> _DIRECTIVE_:
Restate the records that follow word for word; no pictures should appear.

(Rows from a figure dataset)
^^^^^^^^

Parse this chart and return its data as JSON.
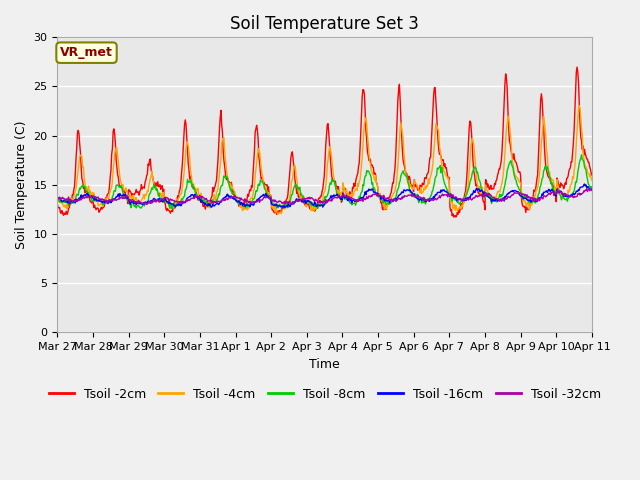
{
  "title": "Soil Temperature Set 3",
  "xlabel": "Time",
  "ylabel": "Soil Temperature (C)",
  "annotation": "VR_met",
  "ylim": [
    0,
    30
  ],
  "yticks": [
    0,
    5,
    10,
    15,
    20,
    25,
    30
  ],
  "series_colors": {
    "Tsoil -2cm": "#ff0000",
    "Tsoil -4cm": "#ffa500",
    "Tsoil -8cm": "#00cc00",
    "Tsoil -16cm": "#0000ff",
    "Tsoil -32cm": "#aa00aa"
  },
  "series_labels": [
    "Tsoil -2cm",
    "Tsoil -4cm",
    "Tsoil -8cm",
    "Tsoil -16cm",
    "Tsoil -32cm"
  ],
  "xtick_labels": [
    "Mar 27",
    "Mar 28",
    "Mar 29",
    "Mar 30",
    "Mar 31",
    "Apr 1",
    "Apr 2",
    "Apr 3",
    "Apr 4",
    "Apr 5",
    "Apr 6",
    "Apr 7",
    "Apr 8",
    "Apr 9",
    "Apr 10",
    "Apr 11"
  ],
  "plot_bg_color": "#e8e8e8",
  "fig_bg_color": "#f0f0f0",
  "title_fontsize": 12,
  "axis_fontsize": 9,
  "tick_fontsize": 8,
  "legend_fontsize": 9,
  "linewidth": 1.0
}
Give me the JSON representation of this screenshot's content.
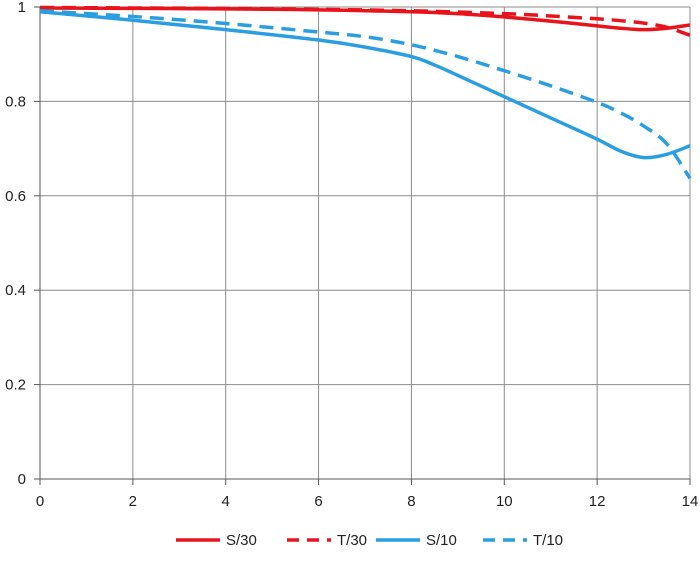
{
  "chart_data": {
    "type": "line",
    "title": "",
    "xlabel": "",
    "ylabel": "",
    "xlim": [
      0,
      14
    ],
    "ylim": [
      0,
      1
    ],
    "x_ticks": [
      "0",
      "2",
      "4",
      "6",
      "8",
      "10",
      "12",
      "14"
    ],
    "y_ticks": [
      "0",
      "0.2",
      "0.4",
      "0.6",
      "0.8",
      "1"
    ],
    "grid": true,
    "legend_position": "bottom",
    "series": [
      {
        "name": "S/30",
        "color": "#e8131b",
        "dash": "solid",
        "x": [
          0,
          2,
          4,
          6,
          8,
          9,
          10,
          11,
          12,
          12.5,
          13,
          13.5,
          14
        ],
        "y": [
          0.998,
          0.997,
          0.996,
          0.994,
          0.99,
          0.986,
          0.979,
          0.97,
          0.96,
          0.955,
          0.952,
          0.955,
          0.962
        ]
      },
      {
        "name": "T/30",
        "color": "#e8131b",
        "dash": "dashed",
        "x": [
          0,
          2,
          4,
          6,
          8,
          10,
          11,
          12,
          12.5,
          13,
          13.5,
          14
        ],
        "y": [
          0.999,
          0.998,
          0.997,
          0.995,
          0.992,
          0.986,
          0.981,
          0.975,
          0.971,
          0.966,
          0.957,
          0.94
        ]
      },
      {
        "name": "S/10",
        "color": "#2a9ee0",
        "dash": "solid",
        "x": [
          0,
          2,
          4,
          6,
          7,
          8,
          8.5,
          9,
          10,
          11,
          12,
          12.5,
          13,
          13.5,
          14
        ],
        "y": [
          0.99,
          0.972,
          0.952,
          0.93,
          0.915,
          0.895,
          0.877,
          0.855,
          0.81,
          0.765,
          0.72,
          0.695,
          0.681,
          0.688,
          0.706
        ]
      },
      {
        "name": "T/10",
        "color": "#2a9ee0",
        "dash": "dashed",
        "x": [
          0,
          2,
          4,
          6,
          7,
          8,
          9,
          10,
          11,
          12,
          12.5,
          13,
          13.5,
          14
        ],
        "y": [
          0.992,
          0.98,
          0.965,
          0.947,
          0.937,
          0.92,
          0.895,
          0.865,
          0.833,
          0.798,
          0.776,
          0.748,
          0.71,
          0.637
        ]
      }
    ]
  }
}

^^^^^^^^

> _SOLUTION BELOW_:
Parse this chart and return its data as JSON.
{
  "title": "Soil Temperature Set 3",
  "xlabel": "Time",
  "ylabel": "Soil Temperature (C)",
  "annotation": "VR_met",
  "ylim": [
    0,
    30
  ],
  "yticks": [
    0,
    5,
    10,
    15,
    20,
    25,
    30
  ],
  "series_colors": {
    "Tsoil -2cm": "#ff0000",
    "Tsoil -4cm": "#ffa500",
    "Tsoil -8cm": "#00cc00",
    "Tsoil -16cm": "#0000ff",
    "Tsoil -32cm": "#aa00aa"
  },
  "series_labels": [
    "Tsoil -2cm",
    "Tsoil -4cm",
    "Tsoil -8cm",
    "Tsoil -16cm",
    "Tsoil -32cm"
  ],
  "xtick_labels": [
    "Mar 27",
    "Mar 28",
    "Mar 29",
    "Mar 30",
    "Mar 31",
    "Apr 1",
    "Apr 2",
    "Apr 3",
    "Apr 4",
    "Apr 5",
    "Apr 6",
    "Apr 7",
    "Apr 8",
    "Apr 9",
    "Apr 10",
    "Apr 11"
  ],
  "plot_bg_color": "#e8e8e8",
  "fig_bg_color": "#f0f0f0",
  "title_fontsize": 12,
  "axis_fontsize": 9,
  "tick_fontsize": 8,
  "legend_fontsize": 9,
  "linewidth": 1.0
}
Give me the JSON representation of this screenshot's content.
{
  "chart_data": {
    "type": "line",
    "title": "",
    "xlabel": "",
    "ylabel": "",
    "xlim": [
      0,
      14
    ],
    "ylim": [
      0,
      1
    ],
    "x_ticks": [
      "0",
      "2",
      "4",
      "6",
      "8",
      "10",
      "12",
      "14"
    ],
    "y_ticks": [
      "0",
      "0.2",
      "0.4",
      "0.6",
      "0.8",
      "1"
    ],
    "grid": true,
    "legend_position": "bottom",
    "series": [
      {
        "name": "S/30",
        "color": "#e8131b",
        "dash": "solid",
        "x": [
          0,
          2,
          4,
          6,
          8,
          9,
          10,
          11,
          12,
          12.5,
          13,
          13.5,
          14
        ],
        "y": [
          0.998,
          0.997,
          0.996,
          0.994,
          0.99,
          0.986,
          0.979,
          0.97,
          0.96,
          0.955,
          0.952,
          0.955,
          0.962
        ]
      },
      {
        "name": "T/30",
        "color": "#e8131b",
        "dash": "dashed",
        "x": [
          0,
          2,
          4,
          6,
          8,
          10,
          11,
          12,
          12.5,
          13,
          13.5,
          14
        ],
        "y": [
          0.999,
          0.998,
          0.997,
          0.995,
          0.992,
          0.986,
          0.981,
          0.975,
          0.971,
          0.966,
          0.957,
          0.94
        ]
      },
      {
        "name": "S/10",
        "color": "#2a9ee0",
        "dash": "solid",
        "x": [
          0,
          2,
          4,
          6,
          7,
          8,
          8.5,
          9,
          10,
          11,
          12,
          12.5,
          13,
          13.5,
          14
        ],
        "y": [
          0.99,
          0.972,
          0.952,
          0.93,
          0.915,
          0.895,
          0.877,
          0.855,
          0.81,
          0.765,
          0.72,
          0.695,
          0.681,
          0.688,
          0.706
        ]
      },
      {
        "name": "T/10",
        "color": "#2a9ee0",
        "dash": "dashed",
        "x": [
          0,
          2,
          4,
          6,
          7,
          8,
          9,
          10,
          11,
          12,
          12.5,
          13,
          13.5,
          14
        ],
        "y": [
          0.992,
          0.98,
          0.965,
          0.947,
          0.937,
          0.92,
          0.895,
          0.865,
          0.833,
          0.798,
          0.776,
          0.748,
          0.71,
          0.637
        ]
      }
    ]
  }
}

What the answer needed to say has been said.